** begin **

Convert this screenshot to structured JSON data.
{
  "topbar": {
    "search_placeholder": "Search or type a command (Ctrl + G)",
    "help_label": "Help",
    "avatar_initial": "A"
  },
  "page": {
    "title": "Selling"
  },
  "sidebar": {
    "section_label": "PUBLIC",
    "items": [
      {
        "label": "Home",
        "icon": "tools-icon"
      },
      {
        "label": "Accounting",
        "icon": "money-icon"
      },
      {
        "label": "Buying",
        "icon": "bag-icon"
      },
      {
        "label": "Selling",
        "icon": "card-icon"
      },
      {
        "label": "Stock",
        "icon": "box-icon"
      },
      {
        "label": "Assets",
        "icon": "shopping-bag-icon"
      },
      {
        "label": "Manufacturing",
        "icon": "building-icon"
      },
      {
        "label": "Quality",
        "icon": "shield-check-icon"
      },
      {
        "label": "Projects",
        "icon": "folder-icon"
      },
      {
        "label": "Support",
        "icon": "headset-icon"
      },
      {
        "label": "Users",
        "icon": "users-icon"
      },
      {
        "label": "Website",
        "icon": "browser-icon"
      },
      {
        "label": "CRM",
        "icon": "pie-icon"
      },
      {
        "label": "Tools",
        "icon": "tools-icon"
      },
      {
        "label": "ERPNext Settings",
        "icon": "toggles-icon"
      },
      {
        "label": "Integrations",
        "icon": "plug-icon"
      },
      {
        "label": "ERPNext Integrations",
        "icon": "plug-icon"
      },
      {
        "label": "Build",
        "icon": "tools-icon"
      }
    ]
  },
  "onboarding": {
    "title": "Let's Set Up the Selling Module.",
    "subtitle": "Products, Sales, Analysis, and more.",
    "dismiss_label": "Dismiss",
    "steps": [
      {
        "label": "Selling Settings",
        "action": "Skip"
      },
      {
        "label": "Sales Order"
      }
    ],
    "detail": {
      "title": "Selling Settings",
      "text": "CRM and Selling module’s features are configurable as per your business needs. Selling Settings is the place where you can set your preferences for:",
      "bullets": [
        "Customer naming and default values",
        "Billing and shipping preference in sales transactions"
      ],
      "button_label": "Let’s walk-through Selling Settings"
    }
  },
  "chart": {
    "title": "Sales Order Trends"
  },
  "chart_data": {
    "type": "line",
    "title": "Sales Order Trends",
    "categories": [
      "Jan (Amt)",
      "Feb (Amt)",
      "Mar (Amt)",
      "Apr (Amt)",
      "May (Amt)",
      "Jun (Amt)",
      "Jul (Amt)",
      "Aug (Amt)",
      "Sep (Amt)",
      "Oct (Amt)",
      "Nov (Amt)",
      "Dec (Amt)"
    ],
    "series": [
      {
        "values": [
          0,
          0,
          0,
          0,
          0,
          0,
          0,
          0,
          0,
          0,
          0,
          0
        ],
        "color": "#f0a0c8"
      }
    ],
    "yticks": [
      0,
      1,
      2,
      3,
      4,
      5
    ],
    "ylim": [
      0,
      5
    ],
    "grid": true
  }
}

** end **

### Objective
Reproduce the entries above in full by retyping them exactly.

### Answer to this task
Convert this screenshot to structured JSON data.
{
  "topbar": {
    "search_placeholder": "Search or type a command (Ctrl + G)",
    "help_label": "Help",
    "avatar_initial": "A"
  },
  "page": {
    "title": "Selling"
  },
  "sidebar": {
    "section_label": "PUBLIC",
    "items": [
      {
        "label": "Home",
        "icon": "tools-icon"
      },
      {
        "label": "Accounting",
        "icon": "money-icon"
      },
      {
        "label": "Buying",
        "icon": "bag-icon"
      },
      {
        "label": "Selling",
        "icon": "card-icon"
      },
      {
        "label": "Stock",
        "icon": "box-icon"
      },
      {
        "label": "Assets",
        "icon": "shopping-bag-icon"
      },
      {
        "label": "Manufacturing",
        "icon": "building-icon"
      },
      {
        "label": "Quality",
        "icon": "shield-check-icon"
      },
      {
        "label": "Projects",
        "icon": "folder-icon"
      },
      {
        "label": "Support",
        "icon": "headset-icon"
      },
      {
        "label": "Users",
        "icon": "users-icon"
      },
      {
        "label": "Website",
        "icon": "browser-icon"
      },
      {
        "label": "CRM",
        "icon": "pie-icon"
      },
      {
        "label": "Tools",
        "icon": "tools-icon"
      },
      {
        "label": "ERPNext Settings",
        "icon": "toggles-icon"
      },
      {
        "label": "Integrations",
        "icon": "plug-icon"
      },
      {
        "label": "ERPNext Integrations",
        "icon": "plug-icon"
      },
      {
        "label": "Build",
        "icon": "tools-icon"
      }
    ]
  },
  "onboarding": {
    "title": "Let's Set Up the Selling Module.",
    "subtitle": "Products, Sales, Analysis, and more.",
    "dismiss_label": "Dismiss",
    "steps": [
      {
        "label": "Selling Settings",
        "action": "Skip"
      },
      {
        "label": "Sales Order"
      }
    ],
    "detail": {
      "title": "Selling Settings",
      "text": "CRM and Selling module’s features are configurable as per your business needs. Selling Settings is the place where you can set your preferences for:",
      "bullets": [
        "Customer naming and default values",
        "Billing and shipping preference in sales transactions"
      ],
      "button_label": "Let’s walk-through Selling Settings"
    }
  },
  "chart": {
    "title": "Sales Order Trends"
  },
  "chart_data": {
    "type": "line",
    "title": "Sales Order Trends",
    "categories": [
      "Jan (Amt)",
      "Feb (Amt)",
      "Mar (Amt)",
      "Apr (Amt)",
      "May (Amt)",
      "Jun (Amt)",
      "Jul (Amt)",
      "Aug (Amt)",
      "Sep (Amt)",
      "Oct (Amt)",
      "Nov (Amt)",
      "Dec (Amt)"
    ],
    "series": [
      {
        "values": [
          0,
          0,
          0,
          0,
          0,
          0,
          0,
          0,
          0,
          0,
          0,
          0
        ],
        "color": "#f0a0c8"
      }
    ],
    "yticks": [
      0,
      1,
      2,
      3,
      4,
      5
    ],
    "ylim": [
      0,
      5
    ],
    "grid": true
  }
}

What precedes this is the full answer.